What the task asks: Write out the lines below verbatim, beginning at the line that contains "minor-tick — [298, 113, 302, 116]" and stopping after the line that contains "pattern-curve — [379, 47, 565, 279]".
# Information shown start
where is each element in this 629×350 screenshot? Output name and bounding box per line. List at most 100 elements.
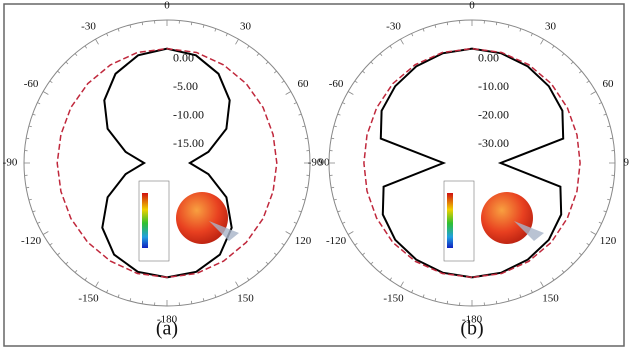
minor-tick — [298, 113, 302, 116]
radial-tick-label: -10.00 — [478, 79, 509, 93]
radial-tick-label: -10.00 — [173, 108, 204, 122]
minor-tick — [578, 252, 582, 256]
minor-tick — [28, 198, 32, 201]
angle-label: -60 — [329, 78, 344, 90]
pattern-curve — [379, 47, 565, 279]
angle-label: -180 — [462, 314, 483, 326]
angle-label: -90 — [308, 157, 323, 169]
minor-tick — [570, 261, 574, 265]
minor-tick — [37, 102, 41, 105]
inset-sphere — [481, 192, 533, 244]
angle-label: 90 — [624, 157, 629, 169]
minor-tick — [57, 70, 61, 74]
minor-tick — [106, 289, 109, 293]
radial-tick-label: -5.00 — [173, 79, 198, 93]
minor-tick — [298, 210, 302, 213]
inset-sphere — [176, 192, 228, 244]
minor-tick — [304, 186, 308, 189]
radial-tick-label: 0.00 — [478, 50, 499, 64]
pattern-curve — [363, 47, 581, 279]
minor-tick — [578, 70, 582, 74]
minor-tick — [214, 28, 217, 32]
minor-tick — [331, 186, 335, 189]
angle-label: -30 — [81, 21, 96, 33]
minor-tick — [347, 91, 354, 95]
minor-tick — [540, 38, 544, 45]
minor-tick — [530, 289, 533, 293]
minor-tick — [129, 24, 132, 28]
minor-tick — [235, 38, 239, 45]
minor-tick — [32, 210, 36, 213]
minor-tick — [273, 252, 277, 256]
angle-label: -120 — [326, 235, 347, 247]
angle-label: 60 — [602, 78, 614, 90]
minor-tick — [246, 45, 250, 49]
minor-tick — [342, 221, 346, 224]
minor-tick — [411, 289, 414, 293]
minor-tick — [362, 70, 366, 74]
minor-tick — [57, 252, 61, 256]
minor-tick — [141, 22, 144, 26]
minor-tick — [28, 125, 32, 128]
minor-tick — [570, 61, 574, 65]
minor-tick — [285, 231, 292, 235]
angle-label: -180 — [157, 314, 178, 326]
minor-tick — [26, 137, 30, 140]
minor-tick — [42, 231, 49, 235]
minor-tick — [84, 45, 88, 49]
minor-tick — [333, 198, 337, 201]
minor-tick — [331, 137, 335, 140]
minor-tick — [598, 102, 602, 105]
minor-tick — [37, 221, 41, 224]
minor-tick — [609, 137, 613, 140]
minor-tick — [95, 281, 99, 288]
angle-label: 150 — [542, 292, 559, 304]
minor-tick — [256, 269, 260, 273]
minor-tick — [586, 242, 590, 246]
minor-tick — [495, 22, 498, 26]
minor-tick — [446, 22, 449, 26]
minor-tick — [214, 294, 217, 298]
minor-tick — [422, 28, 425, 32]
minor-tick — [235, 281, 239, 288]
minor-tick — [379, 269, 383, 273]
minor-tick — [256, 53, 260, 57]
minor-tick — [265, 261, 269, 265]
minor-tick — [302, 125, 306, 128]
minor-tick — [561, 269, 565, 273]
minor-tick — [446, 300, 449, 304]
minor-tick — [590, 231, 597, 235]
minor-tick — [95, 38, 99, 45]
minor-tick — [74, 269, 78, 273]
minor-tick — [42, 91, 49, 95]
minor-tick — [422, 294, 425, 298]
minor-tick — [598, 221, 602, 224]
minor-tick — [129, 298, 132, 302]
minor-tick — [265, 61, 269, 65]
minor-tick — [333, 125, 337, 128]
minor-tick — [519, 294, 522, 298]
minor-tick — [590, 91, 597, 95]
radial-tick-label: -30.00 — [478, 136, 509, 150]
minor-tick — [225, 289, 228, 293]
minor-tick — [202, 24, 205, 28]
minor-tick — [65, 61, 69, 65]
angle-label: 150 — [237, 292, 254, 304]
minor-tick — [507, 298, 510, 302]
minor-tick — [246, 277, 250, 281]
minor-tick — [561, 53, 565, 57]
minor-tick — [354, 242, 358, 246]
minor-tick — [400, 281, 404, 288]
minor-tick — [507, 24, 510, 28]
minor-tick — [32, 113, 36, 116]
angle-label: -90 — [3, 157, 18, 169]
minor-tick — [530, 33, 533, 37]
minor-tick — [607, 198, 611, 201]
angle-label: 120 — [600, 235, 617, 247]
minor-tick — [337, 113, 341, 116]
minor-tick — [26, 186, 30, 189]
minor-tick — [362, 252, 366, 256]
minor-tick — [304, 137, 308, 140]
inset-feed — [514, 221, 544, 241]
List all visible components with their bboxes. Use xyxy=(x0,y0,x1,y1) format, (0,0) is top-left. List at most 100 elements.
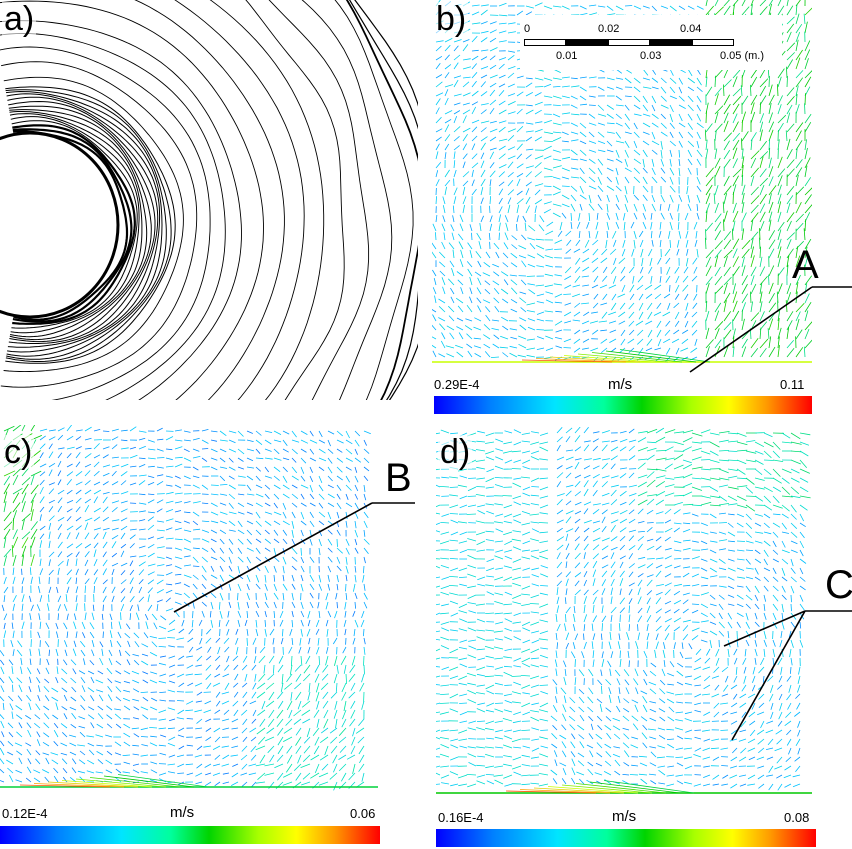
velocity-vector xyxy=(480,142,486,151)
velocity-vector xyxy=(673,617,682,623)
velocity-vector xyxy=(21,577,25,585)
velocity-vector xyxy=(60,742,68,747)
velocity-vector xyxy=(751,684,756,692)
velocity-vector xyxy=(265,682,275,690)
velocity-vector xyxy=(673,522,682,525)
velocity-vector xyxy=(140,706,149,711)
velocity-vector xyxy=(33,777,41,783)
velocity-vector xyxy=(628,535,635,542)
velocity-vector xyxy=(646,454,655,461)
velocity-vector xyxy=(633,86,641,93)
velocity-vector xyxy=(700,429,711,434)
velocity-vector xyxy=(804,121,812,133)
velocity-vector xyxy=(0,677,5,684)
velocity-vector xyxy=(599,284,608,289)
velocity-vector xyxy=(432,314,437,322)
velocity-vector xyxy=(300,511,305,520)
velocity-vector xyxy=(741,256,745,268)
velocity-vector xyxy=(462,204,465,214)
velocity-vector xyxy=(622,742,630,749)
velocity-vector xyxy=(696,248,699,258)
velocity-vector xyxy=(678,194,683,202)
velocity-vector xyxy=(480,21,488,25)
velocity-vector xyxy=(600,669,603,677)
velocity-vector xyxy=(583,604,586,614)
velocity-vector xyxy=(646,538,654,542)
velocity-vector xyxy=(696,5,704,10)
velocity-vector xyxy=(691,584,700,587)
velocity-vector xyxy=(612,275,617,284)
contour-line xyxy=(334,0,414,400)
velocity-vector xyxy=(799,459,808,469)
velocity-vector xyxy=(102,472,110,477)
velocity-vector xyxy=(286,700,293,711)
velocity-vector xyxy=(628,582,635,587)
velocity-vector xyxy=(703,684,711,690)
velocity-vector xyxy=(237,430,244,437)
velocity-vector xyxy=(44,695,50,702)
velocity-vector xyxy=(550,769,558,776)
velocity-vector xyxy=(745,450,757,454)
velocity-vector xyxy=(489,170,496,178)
# Information shown end
Exercise solution:
minor-tick — [298, 113, 302, 116]
radial-tick-label: -10.00 — [478, 79, 509, 93]
radial-tick-label: -10.00 — [173, 108, 204, 122]
minor-tick — [578, 252, 582, 256]
minor-tick — [28, 198, 32, 201]
angle-label: -60 — [329, 78, 344, 90]
pattern-curve — [379, 47, 565, 279]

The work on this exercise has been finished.